_Aim_
Write out each item below line by line with no changes, and leave the pictures out of your answer.

*** Extracted information ***

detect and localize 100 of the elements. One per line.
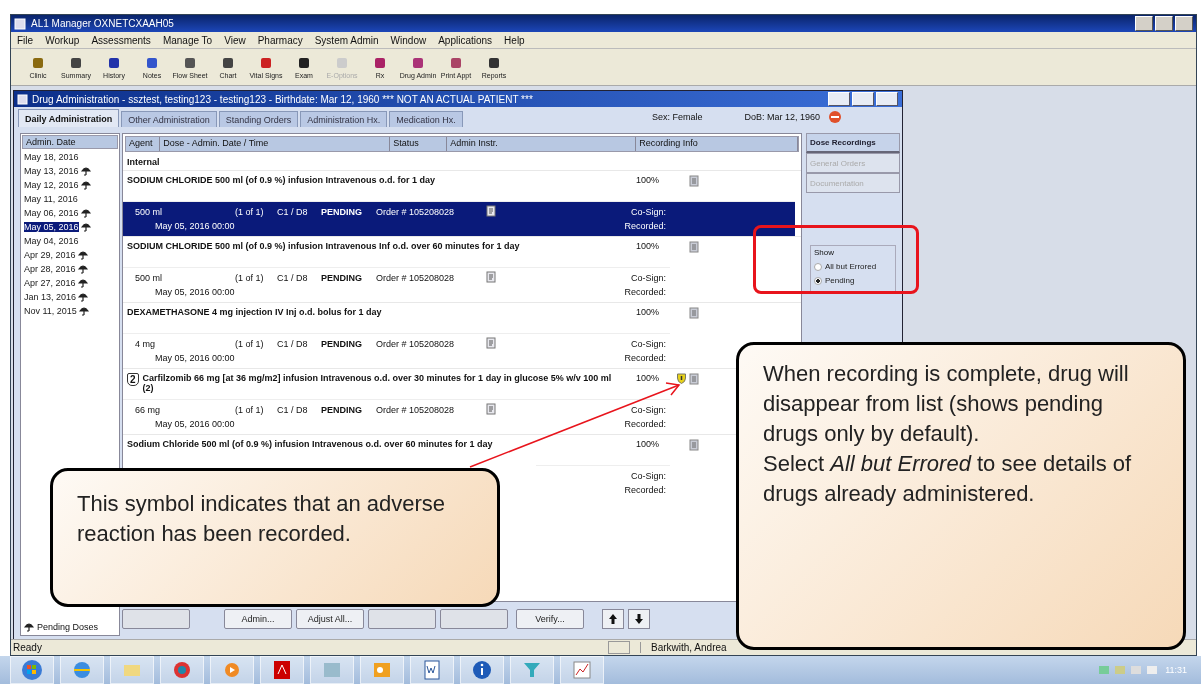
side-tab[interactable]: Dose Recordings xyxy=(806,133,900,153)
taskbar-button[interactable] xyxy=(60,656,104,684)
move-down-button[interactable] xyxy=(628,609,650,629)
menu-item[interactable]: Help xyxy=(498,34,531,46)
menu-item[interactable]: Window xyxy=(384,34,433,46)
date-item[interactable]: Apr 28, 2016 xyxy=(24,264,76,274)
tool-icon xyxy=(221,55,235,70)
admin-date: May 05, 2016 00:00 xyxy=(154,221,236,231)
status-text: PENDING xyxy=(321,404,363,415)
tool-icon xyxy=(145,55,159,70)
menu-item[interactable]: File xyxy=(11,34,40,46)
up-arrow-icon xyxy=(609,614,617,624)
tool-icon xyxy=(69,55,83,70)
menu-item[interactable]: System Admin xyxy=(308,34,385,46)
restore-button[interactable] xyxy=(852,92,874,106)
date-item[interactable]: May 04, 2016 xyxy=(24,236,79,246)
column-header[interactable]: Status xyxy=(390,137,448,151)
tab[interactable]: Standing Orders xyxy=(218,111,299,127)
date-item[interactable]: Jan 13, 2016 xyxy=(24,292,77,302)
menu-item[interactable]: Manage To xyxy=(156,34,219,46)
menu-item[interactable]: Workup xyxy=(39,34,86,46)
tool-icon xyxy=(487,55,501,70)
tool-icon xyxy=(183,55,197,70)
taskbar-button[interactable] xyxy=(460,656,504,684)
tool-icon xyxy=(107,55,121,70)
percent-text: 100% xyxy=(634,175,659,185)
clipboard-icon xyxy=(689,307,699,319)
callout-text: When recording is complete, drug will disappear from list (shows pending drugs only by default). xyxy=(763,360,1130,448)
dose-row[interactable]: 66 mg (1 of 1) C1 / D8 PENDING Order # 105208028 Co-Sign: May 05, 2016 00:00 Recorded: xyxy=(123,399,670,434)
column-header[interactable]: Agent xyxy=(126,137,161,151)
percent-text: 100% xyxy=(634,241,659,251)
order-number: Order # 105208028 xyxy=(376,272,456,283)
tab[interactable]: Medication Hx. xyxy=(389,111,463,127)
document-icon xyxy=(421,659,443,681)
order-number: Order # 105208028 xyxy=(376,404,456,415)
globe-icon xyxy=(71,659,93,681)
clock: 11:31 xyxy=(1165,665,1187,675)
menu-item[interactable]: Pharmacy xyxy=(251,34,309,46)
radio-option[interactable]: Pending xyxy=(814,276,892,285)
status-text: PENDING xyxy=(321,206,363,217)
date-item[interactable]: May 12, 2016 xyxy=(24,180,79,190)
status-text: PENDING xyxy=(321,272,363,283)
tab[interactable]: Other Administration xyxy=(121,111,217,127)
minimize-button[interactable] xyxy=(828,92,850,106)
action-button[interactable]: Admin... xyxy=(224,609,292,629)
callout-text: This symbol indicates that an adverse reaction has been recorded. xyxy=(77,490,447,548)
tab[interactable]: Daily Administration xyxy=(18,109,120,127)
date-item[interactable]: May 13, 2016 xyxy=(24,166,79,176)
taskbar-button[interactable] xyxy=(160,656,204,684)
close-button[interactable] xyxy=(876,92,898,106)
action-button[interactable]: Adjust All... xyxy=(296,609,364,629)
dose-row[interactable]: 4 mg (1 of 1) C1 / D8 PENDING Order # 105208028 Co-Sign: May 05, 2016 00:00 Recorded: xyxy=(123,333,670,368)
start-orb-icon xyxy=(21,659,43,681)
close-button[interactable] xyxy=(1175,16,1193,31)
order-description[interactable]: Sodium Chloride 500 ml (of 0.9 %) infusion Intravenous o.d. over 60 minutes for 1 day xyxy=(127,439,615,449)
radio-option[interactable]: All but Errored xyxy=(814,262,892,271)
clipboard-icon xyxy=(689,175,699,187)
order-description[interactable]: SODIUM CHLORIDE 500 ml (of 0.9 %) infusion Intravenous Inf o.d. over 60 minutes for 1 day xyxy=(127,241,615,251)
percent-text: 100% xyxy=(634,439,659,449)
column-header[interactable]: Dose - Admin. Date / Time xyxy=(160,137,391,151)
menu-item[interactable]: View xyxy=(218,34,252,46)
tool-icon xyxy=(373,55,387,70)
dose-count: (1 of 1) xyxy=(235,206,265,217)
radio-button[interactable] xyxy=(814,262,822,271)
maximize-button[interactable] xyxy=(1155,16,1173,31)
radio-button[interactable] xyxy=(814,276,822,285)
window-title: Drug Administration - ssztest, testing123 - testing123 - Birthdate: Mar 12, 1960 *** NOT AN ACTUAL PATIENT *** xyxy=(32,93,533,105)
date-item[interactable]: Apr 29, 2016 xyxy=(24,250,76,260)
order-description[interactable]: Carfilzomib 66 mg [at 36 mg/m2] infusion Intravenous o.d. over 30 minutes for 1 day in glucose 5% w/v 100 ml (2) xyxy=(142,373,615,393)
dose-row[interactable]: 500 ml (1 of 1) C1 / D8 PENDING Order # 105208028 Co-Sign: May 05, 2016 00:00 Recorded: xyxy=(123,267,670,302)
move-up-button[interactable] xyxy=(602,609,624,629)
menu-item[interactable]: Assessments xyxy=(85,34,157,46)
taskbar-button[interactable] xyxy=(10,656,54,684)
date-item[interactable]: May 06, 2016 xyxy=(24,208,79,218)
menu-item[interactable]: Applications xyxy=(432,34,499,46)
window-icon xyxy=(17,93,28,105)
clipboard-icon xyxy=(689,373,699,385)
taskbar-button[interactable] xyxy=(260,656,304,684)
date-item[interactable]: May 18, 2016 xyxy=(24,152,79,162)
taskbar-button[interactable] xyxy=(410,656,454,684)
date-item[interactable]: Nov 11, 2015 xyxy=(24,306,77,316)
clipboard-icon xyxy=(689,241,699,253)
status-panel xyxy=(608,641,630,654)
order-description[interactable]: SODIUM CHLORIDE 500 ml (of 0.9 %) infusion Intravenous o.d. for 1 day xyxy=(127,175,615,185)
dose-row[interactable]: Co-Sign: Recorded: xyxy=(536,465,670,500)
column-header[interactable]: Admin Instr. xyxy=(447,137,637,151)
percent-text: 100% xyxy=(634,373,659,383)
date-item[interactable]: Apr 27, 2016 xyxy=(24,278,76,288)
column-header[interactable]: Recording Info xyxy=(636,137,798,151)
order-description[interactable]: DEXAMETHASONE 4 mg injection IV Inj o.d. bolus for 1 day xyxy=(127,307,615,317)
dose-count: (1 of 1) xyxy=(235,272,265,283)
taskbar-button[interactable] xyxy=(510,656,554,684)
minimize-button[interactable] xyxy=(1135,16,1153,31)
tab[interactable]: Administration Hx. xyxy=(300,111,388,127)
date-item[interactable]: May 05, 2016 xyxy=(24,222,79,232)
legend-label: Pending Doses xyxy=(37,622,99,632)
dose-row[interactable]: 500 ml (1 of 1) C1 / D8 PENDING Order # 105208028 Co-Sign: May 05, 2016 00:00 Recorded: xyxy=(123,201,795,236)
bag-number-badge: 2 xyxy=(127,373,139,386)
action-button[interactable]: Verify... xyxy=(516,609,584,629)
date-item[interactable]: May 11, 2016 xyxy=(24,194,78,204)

***

_Task output_
detect and localize 100 of the elements. One per line.
side-tab[interactable]: Dose Recordings xyxy=(806,133,900,153)
taskbar-button[interactable] xyxy=(60,656,104,684)
move-down-button[interactable] xyxy=(628,609,650,629)
menu-item[interactable]: Help xyxy=(498,34,531,46)
menu-item[interactable]: Window xyxy=(384,34,433,46)
date-item[interactable]: Apr 28, 2016 xyxy=(24,264,76,274)
tool-icon xyxy=(221,55,235,70)
admin-date: May 05, 2016 00:00 xyxy=(154,221,236,231)
status-text: PENDING xyxy=(321,404,363,415)
tool-icon xyxy=(145,55,159,70)
menu-item[interactable]: File xyxy=(11,34,40,46)
up-arrow-icon xyxy=(609,614,617,624)
tool-icon xyxy=(69,55,83,70)
menu-item[interactable]: System Admin xyxy=(308,34,385,46)
restore-button[interactable] xyxy=(852,92,874,106)
date-item[interactable]: May 04, 2016 xyxy=(24,236,79,246)
column-header[interactable]: Status xyxy=(390,137,448,151)
tab[interactable]: Standing Orders xyxy=(218,111,299,127)
date-item[interactable]: Jan 13, 2016 xyxy=(24,292,77,302)
menu-item[interactable]: Manage To xyxy=(156,34,219,46)
menu-item[interactable]: Workup xyxy=(39,34,86,46)
tool-icon xyxy=(487,55,501,70)
tool-icon xyxy=(183,55,197,70)
taskbar-button[interactable] xyxy=(460,656,504,684)
tool-icon xyxy=(107,55,121,70)
percent-text: 100% xyxy=(634,175,659,185)
clipboard-icon xyxy=(689,307,699,319)
callout-text: When recording is complete, drug will disappear from list (shows pending drugs only by default). xyxy=(763,360,1130,448)
dose-row[interactable]: 66 mg (1 of 1) C1 / D8 PENDING Order # 105208028 Co-Sign: May 05, 2016 00:00 Recorded: xyxy=(123,399,670,434)
column-header[interactable]: Agent xyxy=(126,137,161,151)
percent-text: 100% xyxy=(634,241,659,251)
order-number: Order # 105208028 xyxy=(376,272,456,283)
tab[interactable]: Medication Hx. xyxy=(389,111,463,127)
document-icon xyxy=(421,659,443,681)
order-number: Order # 105208028 xyxy=(376,404,456,415)
globe-icon xyxy=(71,659,93,681)
clock: 11:31 xyxy=(1165,665,1187,675)
menu-item[interactable]: Pharmacy xyxy=(251,34,309,46)
radio-option[interactable]: Pending xyxy=(814,276,892,285)
status-text: PENDING xyxy=(321,206,363,217)
date-item[interactable]: May 12, 2016 xyxy=(24,180,79,190)
status-text: PENDING xyxy=(321,272,363,283)
tab[interactable]: Other Administration xyxy=(121,111,217,127)
minimize-button[interactable] xyxy=(828,92,850,106)
action-button[interactable]: Admin... xyxy=(224,609,292,629)
callout-text: This symbol indicates that an adverse reaction has been recorded. xyxy=(77,490,447,548)
tab[interactable]: Daily Administration xyxy=(18,109,120,127)
date-item[interactable]: May 13, 2016 xyxy=(24,166,79,176)
taskbar-button[interactable] xyxy=(160,656,204,684)
close-button[interactable] xyxy=(876,92,898,106)
action-button[interactable]: Adjust All... xyxy=(296,609,364,629)
dose-row[interactable]: 4 mg (1 of 1) C1 / D8 PENDING Order # 105208028 Co-Sign: May 05, 2016 00:00 Recorded: xyxy=(123,333,670,368)
start-orb-icon xyxy=(21,659,43,681)
close-button[interactable] xyxy=(1175,16,1193,31)
order-description[interactable]: Sodium Chloride 500 ml (of 0.9 %) infusion Intravenous o.d. over 60 minutes for 1 day xyxy=(127,439,615,449)
radio-option[interactable]: All but Errored xyxy=(814,262,892,271)
clipboard-icon xyxy=(689,175,699,187)
order-description[interactable]: SODIUM CHLORIDE 500 ml (of 0.9 %) infusion Intravenous Inf o.d. over 60 minutes for 1 day xyxy=(127,241,615,251)
percent-text: 100% xyxy=(634,439,659,449)
column-header[interactable]: Dose - Admin. Date / Time xyxy=(160,137,391,151)
menu-item[interactable]: View xyxy=(218,34,252,46)
tool-icon xyxy=(373,55,387,70)
dose-count: (1 of 1) xyxy=(235,206,265,217)
radio-button[interactable] xyxy=(814,262,822,271)
maximize-button[interactable] xyxy=(1155,16,1173,31)
radio-button[interactable] xyxy=(814,276,822,285)
window-title: Drug Administration - ssztest, testing123 - testing123 - Birthdate: Mar 12, 1960 *** NOT AN ACTUAL PATIENT *** xyxy=(32,93,533,105)
date-item[interactable]: Apr 29, 2016 xyxy=(24,250,76,260)
order-description[interactable]: Carfilzomib 66 mg [at 36 mg/m2] infusion Intravenous o.d. over 30 minutes for 1 day in glucose 5% w/v 100 ml (2) xyxy=(142,373,615,393)
dose-row[interactable]: 500 ml (1 of 1) C1 / D8 PENDING Order # 105208028 Co-Sign: May 05, 2016 00:00 Recorded: xyxy=(123,267,670,302)
move-up-button[interactable] xyxy=(602,609,624,629)
menu-item[interactable]: Assessments xyxy=(85,34,157,46)
taskbar-button[interactable] xyxy=(10,656,54,684)
date-item[interactable]: May 06, 2016 xyxy=(24,208,79,218)
menu-item[interactable]: Applications xyxy=(432,34,499,46)
window-icon xyxy=(17,93,28,105)
clipboard-icon xyxy=(689,373,699,385)
taskbar-button[interactable] xyxy=(260,656,304,684)
date-item[interactable]: May 18, 2016 xyxy=(24,152,79,162)
taskbar-button[interactable] xyxy=(410,656,454,684)
date-item[interactable]: Nov 11, 2015 xyxy=(24,306,77,316)
clipboard-icon xyxy=(689,241,699,253)
status-panel xyxy=(608,641,630,654)
order-description[interactable]: SODIUM CHLORIDE 500 ml (of 0.9 %) infusion Intravenous o.d. for 1 day xyxy=(127,175,615,185)
dose-row[interactable]: Co-Sign: Recorded: xyxy=(536,465,670,500)
column-header[interactable]: Admin Instr. xyxy=(447,137,637,151)
percent-text: 100% xyxy=(634,373,659,383)
date-item[interactable]: Apr 27, 2016 xyxy=(24,278,76,288)
column-header[interactable]: Recording Info xyxy=(636,137,798,151)
order-description[interactable]: DEXAMETHASONE 4 mg injection IV Inj o.d. bolus for 1 day xyxy=(127,307,615,317)
dose-count: (1 of 1) xyxy=(235,272,265,283)
taskbar-button[interactable] xyxy=(510,656,554,684)
minimize-button[interactable] xyxy=(1135,16,1153,31)
tab[interactable]: Administration Hx. xyxy=(300,111,388,127)
date-item[interactable]: May 05, 2016 xyxy=(24,222,79,232)
legend-label: Pending Doses xyxy=(37,622,99,632)
dose-row[interactable]: 500 ml (1 of 1) C1 / D8 PENDING Order # 105208028 Co-Sign: May 05, 2016 00:00 Recorded: xyxy=(123,201,795,236)
bag-number-badge: 2 xyxy=(127,373,139,386)
action-button[interactable]: Verify... xyxy=(516,609,584,629)
date-item[interactable]: May 11, 2016 xyxy=(24,194,78,204)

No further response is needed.